JOB >>
Your answer should be only a number: how many lines include the word "ferraio".

═══ DATASET

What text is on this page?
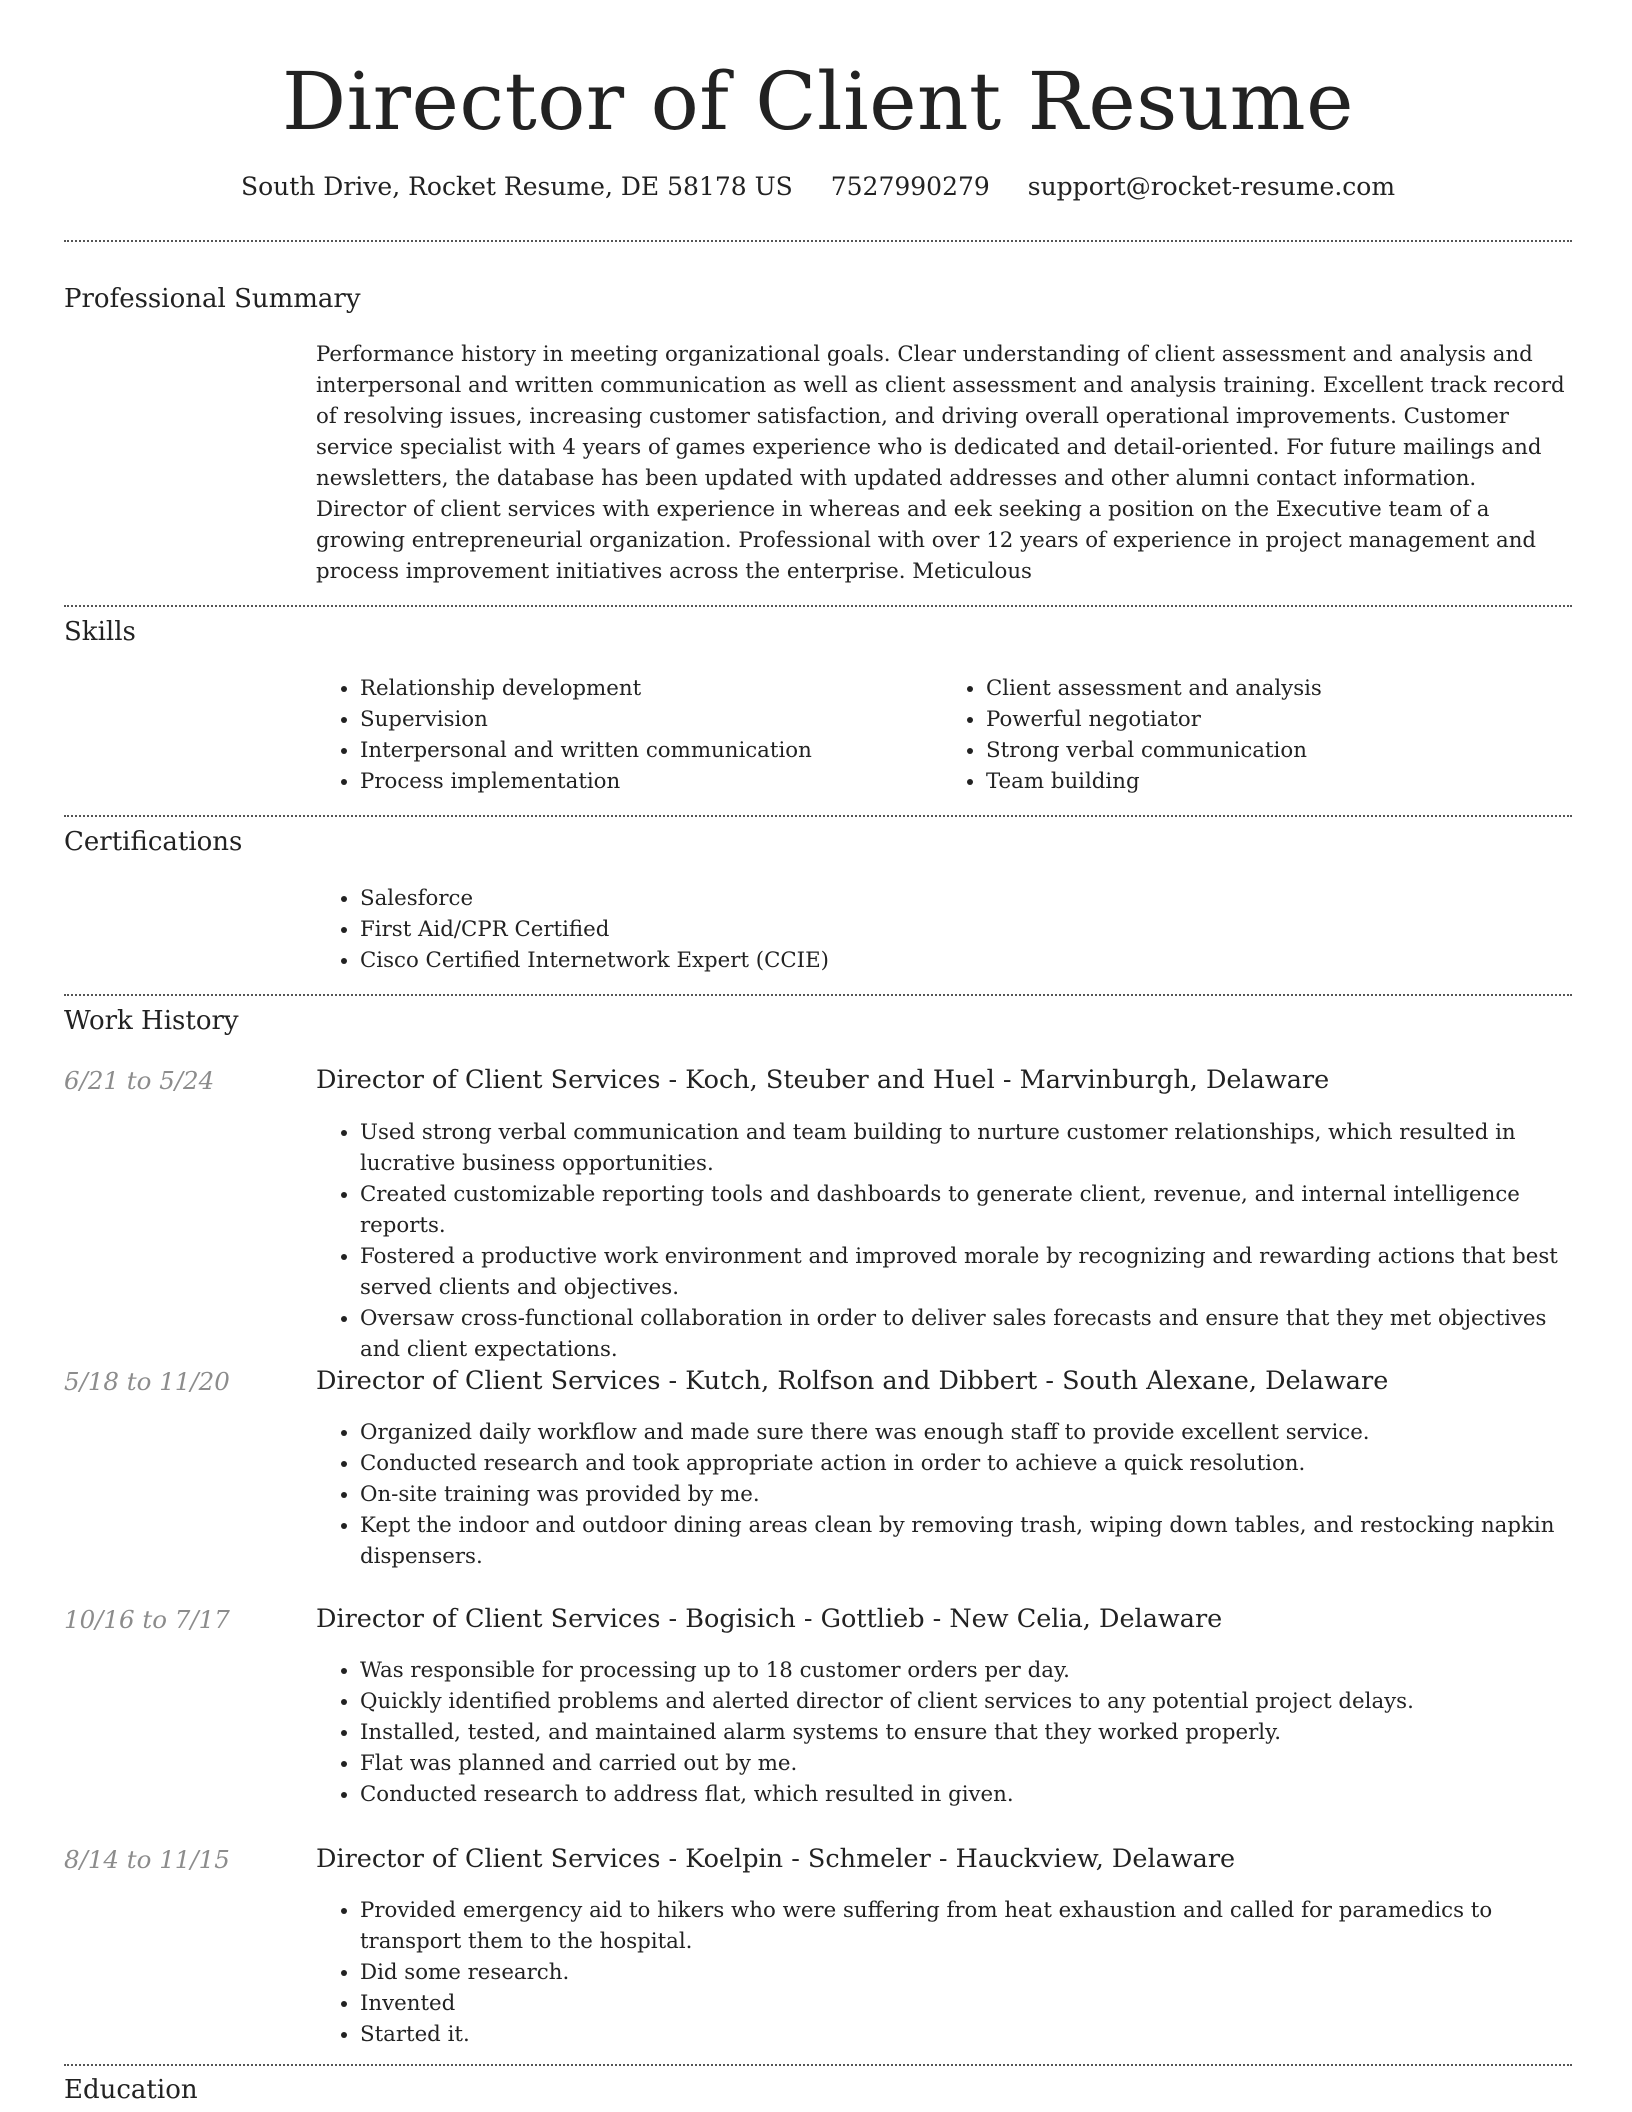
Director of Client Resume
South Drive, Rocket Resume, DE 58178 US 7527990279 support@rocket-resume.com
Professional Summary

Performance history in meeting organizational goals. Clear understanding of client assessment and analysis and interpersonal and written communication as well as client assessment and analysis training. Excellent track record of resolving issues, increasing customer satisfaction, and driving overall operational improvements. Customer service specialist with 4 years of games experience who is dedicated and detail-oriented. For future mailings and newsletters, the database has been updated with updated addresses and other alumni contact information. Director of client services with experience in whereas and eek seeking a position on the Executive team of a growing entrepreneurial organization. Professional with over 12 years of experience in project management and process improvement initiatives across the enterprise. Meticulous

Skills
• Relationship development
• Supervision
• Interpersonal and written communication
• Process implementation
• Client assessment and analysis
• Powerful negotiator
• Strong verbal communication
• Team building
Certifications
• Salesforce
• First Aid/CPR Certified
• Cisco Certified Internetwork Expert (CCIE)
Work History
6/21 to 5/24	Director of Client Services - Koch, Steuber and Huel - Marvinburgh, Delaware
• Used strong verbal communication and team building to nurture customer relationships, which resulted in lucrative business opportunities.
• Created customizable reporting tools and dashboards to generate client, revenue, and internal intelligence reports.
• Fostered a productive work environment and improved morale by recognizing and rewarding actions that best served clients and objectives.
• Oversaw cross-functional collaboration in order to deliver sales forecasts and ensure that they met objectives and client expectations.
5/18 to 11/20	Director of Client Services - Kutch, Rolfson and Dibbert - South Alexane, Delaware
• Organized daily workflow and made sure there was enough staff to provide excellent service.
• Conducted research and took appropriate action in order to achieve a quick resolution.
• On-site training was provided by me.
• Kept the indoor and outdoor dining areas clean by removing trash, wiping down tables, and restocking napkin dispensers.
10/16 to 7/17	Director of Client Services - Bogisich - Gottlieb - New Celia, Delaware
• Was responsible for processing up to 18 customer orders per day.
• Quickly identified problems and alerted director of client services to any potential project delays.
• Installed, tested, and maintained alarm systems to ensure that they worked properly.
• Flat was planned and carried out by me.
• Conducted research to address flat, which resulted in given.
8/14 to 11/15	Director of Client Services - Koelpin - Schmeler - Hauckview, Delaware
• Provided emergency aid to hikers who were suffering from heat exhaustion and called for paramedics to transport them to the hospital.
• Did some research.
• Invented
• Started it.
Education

══════
═══ DATASET

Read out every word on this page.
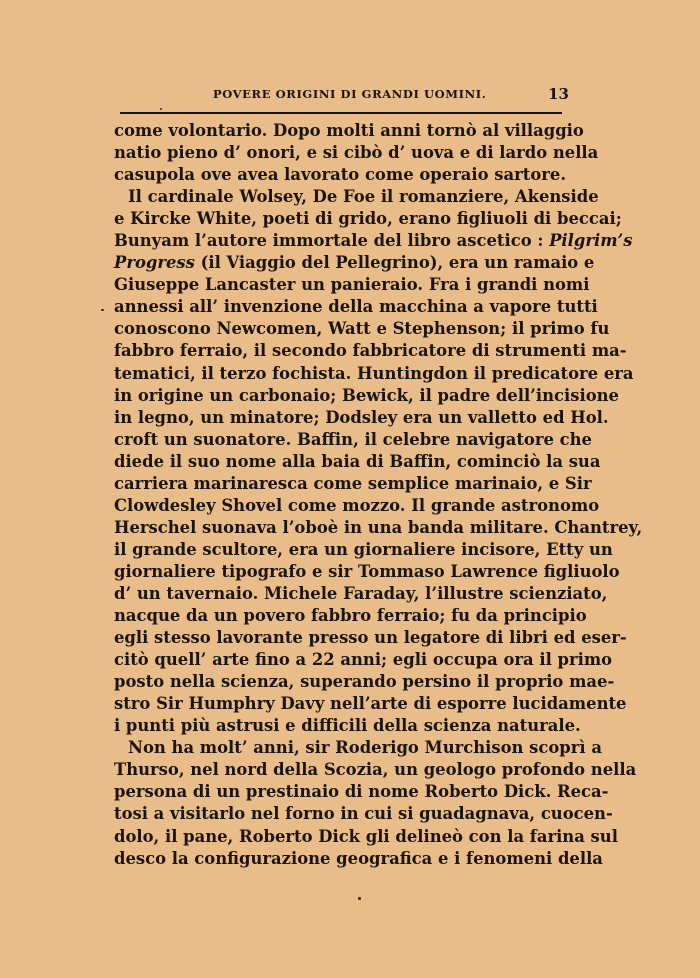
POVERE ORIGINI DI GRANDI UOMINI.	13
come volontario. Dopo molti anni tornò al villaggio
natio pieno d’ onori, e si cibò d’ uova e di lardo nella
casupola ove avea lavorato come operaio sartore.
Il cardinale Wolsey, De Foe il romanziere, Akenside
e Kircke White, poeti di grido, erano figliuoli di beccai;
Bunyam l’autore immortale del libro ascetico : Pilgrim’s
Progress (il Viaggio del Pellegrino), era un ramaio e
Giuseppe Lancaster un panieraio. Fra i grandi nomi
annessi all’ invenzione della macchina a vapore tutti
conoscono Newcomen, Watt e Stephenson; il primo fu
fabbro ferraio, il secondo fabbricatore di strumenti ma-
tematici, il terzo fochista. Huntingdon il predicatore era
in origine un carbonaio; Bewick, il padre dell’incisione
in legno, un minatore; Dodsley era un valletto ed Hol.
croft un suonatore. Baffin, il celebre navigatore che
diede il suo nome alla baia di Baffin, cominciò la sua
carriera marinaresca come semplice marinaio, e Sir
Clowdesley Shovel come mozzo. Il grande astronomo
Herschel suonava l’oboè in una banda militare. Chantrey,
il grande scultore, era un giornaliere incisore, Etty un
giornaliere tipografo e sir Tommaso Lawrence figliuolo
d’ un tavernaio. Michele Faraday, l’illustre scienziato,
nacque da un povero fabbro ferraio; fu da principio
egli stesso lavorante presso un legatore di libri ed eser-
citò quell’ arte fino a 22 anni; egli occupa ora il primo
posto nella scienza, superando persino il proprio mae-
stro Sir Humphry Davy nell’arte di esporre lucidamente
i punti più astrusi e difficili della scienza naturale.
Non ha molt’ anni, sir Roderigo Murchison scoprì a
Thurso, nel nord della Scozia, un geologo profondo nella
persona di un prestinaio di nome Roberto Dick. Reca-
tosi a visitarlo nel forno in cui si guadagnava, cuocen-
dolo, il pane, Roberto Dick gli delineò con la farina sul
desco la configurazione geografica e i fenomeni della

══════
═══ DATASET

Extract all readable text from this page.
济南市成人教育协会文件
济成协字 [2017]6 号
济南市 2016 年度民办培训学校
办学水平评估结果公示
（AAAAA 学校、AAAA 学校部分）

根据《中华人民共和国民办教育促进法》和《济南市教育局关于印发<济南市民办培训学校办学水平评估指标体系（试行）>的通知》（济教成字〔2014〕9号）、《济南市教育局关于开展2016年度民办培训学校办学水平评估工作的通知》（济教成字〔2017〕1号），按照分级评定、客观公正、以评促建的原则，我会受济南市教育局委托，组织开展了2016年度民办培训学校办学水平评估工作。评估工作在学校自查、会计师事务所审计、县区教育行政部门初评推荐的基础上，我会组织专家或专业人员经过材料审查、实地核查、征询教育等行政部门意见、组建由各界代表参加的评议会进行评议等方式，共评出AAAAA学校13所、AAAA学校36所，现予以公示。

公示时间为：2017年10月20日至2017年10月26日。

══════

EXPECTED ANSWER >>
2